▸ **Requirements**
Using the records below, locate all lines containing "content" and return them.

[Start of Supplied data]

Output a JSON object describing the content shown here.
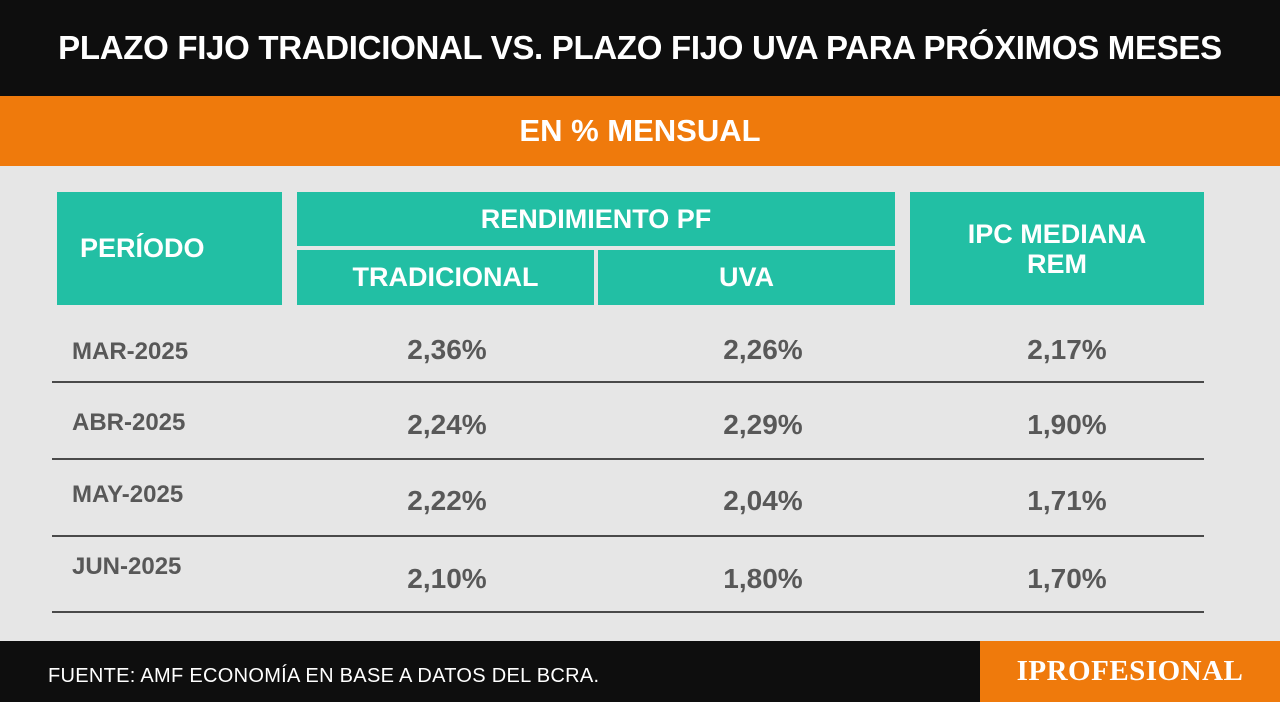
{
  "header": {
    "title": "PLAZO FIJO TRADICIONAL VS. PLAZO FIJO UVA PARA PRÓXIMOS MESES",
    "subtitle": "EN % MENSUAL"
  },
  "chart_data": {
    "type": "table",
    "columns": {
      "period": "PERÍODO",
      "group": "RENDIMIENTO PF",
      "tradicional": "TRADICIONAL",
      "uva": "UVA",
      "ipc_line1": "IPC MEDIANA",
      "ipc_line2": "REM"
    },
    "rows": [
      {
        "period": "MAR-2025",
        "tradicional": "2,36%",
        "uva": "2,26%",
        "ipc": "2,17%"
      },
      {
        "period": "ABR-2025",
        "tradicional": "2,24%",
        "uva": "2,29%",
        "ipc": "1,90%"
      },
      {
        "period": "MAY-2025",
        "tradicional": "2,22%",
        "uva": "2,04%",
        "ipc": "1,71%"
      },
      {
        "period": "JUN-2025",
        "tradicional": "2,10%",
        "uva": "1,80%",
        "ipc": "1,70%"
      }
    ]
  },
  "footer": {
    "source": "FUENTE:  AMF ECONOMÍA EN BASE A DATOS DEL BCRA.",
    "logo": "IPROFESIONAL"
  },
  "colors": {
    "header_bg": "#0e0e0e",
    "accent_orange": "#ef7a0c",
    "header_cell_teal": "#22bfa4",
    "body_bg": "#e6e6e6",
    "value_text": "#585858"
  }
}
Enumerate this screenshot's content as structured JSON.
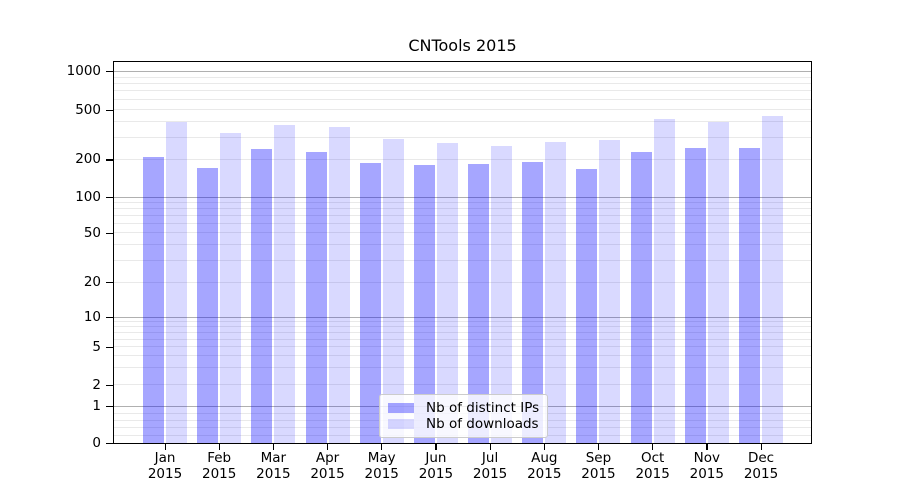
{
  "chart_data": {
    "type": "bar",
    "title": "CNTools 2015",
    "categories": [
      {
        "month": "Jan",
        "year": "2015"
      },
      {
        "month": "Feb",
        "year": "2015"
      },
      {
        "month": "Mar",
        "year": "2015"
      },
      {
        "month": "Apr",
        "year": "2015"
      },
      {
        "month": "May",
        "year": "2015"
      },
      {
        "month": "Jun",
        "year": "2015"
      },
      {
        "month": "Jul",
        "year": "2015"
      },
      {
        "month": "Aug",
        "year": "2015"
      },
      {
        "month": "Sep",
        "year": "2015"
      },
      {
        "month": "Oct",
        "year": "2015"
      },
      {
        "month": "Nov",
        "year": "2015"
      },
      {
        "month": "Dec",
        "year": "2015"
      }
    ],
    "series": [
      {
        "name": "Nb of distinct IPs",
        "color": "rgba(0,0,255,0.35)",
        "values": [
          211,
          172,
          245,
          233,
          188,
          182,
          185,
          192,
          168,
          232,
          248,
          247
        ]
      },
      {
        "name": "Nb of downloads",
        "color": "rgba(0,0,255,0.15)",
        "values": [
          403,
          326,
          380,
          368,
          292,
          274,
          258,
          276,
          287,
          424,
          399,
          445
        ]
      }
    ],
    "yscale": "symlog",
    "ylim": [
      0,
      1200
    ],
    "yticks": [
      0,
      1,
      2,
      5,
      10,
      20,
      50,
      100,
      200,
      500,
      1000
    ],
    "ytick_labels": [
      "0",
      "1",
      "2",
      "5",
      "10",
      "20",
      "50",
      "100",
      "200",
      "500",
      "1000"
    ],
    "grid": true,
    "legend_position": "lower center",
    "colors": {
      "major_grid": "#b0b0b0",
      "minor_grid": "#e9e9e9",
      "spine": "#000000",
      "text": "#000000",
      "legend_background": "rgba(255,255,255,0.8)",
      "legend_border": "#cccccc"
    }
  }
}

[End of Supplied data]

▸ **Result**
Output a JSON object describing the content shown here.
Enumerate this screenshot's content as structured JSON.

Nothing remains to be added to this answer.